**FRAGMENTO PARA LEER:**
··········
En el bar decide vivir la realidad y la diseca y analiza viajando en el tiempo, convocando el fantasma de la misteriosa y ausente Alicia, y “como es un impostor muy curtido, nadie nota el fraude en sus maneras de avenirse a cualquier topografía y sumarse a la multitud, a pesar de que son mayúsculos los esfuerzos con que intenta no levantar sospechas de excesiva diferencia haciendo, como bien puede, la mejor imitación de si mismo”.
El bar de El vuelo negro del pelícano está “emplazado con costoso esmero comercial sobre el lomo de una pequeña colina que sirve de mirador hacia un viejo puerto caribeño, justo a orillas de una bahía tersa y parcialmene iluminada, desde cuyas terrazas es posible, si así lo desea, contemplar el cansino trajinar nocturno de los estibadores y las grúas sobre los barcos de carga, el zarpe hermético de buques de guerra (...) y la sedante navegación de los transatlánticos de lujo” que fluyen por el mar como incendios flotantes, dice Agudelo Tenorio haciendo uso de su pertinente voz poética.
Hay una mujer fundamental que se ha ido y cuya ausencia y cruel lucidez lo rondan, Alicia, pero aparece al instante en la pista una joven hembra magnífica, una morenaza de abundante cabellera, que miente tanto como él finge y danza solitaria lanzando al aire las feromonas del deseo. Se inicia entonces un intercambio entre seres a la deriva, la del maduro experto y la bella gacela venal, que le haría exclamar a Martel: “tu carne es la única porción de la realidad que me gusta”.
Como “la pájara tenía su sed” Martel la invita a beber y acepta ese intercambio nocturno entre silencios, pieles reunidas al azar que nunca se volverán a ver, en medio de un gentío de ebrios y desbocados que cumplen con la consigna nacional colombiana y tal vez mundial de que “bebemos para amansar el terror de abrazarnos y bailamos para no tener que matarnos todo el tiempo”. Siguen unas horas en que esos dos cuerpos salen a la noche y luego van al apartamento bajo la lluvia tropical y la historia se convierte en un ojo de huracán, maelström donde la metáfora de la vida de Martel se une a la de la existencia de los viejos pelícanos que dan nombre a la novela de Agudelo Tenorio, aves extrañas, pesadas, cómicas, sobrevivientes de la era de los dinosauros, criaturas tan longevas como los humanos, que envejecen y pierden la vista para morir perdidas e inermes tambaleándose ante la burla de los paseantes en las playas del mundo.
··········
**ACCIONES REQUERIDAS:**
1: Enumere, por favor, todos los nombres propios de personas o personajes que aparecen en el fragmento sobre la novela.
2: Retome el fragmento sobre la novela justo después de su última oración y continúe la redacción.

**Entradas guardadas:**
··········
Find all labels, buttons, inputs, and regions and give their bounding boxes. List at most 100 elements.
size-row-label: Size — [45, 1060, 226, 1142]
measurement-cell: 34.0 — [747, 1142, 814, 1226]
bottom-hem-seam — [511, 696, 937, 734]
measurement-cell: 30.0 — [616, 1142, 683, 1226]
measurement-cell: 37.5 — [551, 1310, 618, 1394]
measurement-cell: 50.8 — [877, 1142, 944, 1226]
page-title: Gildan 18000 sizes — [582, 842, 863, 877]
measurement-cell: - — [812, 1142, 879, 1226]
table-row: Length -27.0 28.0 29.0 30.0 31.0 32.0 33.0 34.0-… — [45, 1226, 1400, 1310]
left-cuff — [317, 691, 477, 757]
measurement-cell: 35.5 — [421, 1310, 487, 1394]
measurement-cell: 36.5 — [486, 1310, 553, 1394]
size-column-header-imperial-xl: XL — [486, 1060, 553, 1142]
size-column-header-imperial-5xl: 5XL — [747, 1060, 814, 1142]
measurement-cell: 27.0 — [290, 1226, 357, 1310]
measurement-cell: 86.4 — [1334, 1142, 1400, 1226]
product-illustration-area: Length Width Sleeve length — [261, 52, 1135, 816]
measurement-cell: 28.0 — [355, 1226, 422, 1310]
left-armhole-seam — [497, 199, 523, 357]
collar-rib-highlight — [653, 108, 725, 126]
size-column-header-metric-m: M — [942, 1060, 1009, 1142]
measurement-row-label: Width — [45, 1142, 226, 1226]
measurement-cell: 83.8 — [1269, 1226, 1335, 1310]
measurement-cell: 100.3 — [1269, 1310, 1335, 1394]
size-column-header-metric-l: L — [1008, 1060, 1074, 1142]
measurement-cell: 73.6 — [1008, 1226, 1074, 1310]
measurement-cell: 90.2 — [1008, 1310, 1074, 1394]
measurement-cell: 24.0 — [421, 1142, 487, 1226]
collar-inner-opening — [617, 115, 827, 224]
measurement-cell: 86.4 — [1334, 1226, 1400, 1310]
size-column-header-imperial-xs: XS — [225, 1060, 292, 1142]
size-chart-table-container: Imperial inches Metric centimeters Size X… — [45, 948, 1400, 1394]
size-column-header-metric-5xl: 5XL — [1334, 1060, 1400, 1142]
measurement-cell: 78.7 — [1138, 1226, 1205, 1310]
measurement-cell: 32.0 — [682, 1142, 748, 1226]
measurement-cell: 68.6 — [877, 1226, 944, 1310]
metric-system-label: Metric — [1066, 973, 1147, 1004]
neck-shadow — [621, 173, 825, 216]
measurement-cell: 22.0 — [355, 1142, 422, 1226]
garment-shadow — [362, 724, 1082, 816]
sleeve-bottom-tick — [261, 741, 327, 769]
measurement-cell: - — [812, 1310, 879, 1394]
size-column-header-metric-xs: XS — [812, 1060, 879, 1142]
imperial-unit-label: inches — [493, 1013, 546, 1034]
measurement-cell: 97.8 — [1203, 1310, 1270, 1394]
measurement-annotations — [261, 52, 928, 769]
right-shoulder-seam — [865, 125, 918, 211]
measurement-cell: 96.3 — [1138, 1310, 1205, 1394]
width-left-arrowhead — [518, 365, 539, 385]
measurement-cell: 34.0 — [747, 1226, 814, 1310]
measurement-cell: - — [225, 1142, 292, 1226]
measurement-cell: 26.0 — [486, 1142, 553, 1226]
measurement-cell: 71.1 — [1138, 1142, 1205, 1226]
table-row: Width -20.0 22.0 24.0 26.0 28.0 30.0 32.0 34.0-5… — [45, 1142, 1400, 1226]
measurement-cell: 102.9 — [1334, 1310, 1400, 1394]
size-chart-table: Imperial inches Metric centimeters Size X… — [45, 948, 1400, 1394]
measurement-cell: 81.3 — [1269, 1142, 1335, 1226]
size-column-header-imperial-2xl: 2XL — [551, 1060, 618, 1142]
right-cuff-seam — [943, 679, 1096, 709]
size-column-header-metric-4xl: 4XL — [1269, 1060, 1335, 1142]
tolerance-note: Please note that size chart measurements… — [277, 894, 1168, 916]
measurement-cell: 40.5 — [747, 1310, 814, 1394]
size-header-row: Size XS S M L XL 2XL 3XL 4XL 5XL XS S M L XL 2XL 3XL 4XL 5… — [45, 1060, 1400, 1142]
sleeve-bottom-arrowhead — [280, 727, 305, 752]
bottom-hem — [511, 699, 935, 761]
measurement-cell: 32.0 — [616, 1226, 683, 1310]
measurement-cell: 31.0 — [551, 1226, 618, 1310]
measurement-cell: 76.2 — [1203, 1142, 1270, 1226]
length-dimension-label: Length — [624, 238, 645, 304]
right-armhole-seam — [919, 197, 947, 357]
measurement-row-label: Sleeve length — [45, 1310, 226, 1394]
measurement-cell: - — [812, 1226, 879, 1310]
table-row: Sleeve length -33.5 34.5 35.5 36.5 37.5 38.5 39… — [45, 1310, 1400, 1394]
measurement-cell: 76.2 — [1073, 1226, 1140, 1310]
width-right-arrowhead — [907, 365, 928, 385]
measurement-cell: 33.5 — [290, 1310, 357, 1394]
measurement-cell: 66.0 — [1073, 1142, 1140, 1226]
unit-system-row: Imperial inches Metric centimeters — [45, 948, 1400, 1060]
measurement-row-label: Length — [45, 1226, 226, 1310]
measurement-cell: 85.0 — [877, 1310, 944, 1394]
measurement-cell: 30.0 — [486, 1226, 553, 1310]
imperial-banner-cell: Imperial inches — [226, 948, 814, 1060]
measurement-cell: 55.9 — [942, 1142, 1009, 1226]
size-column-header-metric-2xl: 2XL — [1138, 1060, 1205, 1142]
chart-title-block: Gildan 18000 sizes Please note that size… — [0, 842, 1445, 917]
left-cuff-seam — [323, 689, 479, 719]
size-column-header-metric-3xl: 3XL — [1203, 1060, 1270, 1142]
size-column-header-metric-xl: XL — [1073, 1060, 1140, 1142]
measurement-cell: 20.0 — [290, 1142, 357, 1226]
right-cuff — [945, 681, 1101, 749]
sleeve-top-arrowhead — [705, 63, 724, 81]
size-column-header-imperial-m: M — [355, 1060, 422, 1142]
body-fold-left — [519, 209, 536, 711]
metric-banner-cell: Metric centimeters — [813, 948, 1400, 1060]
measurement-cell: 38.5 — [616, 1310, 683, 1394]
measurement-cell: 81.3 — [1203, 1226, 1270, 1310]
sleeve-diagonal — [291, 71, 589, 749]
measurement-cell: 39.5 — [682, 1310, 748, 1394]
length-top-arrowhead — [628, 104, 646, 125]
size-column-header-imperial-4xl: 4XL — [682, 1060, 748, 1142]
··········
**RESPUESTAS:**
1: Alicia, Martel, Agudelo Tenorio

2:
La novela no solo es notable porque opta por el riesgo de contar la realidad vital del momento, lo que pasa en un rincón de este planeta en unas cuantas horas y con unidad de lugar y de tiempo bajo las estrellas y junto al mar, sino porque es breve, necesaria, está escrita con una prosa donde palabras y oraciones se encuentran bien instaladas en la estructura minuciosa de relojería del edificio narrativo y donde la carne, el deseo, la piel, se tejen, se entremezclan con ideas y reflexiones que el médico carga a lo largo de su periplo y terminan convirtiéndose en parte de su ser, como se lee en el último apartado epilogal de aforismos que nadan en la memoria del doctor Martel, viejo pelícano ciego que se ahoga en un mar que es ya una inmensa e inabarcable lágrima de verdad.
El vuelo negro del pelícano de Agudelo Tenorio ingresa al catálogo extraño de las novelas colombianas de la desesperación y la lucidez, a veces obras únicas de autor, anómalas, monólogos del viajero curtido en un instante de la vida de Colombia, tales como La Vorágine de José Eustasio Rivera, Cuatro años a bordo de mi mismo de Eduardo Zalamea Borda, Las llaves falsas de José Vélez Sáenz, o Un bel morir de Alvaro Mutis. Libros raros, breves, únicos, dolorosos e irrepetibles.